[Records from a dataset]

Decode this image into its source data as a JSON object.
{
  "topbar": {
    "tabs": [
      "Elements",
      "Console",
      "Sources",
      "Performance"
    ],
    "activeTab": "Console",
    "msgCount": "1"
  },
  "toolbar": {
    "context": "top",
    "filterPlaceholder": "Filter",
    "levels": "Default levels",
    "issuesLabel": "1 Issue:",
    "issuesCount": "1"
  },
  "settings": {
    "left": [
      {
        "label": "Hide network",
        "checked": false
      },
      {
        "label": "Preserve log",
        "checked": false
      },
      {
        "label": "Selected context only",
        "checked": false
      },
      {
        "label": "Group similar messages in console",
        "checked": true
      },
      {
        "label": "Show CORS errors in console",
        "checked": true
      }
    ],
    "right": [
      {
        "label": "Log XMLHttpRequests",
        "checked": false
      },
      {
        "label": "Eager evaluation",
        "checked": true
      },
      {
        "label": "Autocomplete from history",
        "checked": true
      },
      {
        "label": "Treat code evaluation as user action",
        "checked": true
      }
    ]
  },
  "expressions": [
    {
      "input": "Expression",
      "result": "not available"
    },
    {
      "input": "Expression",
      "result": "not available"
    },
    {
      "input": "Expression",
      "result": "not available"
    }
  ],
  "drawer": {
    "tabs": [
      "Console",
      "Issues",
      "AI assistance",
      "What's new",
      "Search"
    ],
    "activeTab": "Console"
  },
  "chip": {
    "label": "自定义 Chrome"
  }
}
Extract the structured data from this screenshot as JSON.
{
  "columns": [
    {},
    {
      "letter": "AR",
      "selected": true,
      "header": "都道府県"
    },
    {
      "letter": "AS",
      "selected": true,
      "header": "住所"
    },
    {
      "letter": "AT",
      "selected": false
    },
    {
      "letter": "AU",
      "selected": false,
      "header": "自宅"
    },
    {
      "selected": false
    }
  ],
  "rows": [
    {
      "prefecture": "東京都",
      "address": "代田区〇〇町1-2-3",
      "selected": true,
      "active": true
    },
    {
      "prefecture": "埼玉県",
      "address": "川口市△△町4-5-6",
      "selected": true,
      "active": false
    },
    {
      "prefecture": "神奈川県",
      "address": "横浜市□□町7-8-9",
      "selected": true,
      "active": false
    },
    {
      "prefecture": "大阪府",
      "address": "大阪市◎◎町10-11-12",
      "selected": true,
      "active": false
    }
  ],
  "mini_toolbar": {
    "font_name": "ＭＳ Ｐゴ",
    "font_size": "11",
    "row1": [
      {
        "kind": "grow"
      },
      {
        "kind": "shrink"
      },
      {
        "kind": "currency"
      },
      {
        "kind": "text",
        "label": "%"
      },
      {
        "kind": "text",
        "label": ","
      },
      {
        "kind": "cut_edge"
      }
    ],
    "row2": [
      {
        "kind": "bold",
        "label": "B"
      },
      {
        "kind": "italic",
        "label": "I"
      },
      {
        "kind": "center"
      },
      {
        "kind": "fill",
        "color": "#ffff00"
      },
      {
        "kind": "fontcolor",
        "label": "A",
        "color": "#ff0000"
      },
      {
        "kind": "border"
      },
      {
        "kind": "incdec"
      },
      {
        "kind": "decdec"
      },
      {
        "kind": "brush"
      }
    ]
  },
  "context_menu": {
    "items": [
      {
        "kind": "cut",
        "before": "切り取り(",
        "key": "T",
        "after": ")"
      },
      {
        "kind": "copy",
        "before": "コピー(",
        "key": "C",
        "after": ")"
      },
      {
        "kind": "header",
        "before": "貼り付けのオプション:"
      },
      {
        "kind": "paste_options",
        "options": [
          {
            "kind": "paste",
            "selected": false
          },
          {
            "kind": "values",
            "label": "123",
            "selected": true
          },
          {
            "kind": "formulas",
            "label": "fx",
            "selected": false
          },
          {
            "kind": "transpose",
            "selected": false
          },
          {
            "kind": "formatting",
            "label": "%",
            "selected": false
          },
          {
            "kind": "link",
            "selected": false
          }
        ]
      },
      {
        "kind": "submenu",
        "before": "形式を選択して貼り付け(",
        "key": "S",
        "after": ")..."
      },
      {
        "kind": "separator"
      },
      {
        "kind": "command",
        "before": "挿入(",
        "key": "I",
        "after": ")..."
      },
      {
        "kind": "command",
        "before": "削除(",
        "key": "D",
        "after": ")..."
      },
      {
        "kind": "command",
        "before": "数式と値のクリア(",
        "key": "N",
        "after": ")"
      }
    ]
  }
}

**Problem details**
Report how many lines above hold the string "prefecture", giving nothing but the number.

**Full solution**
4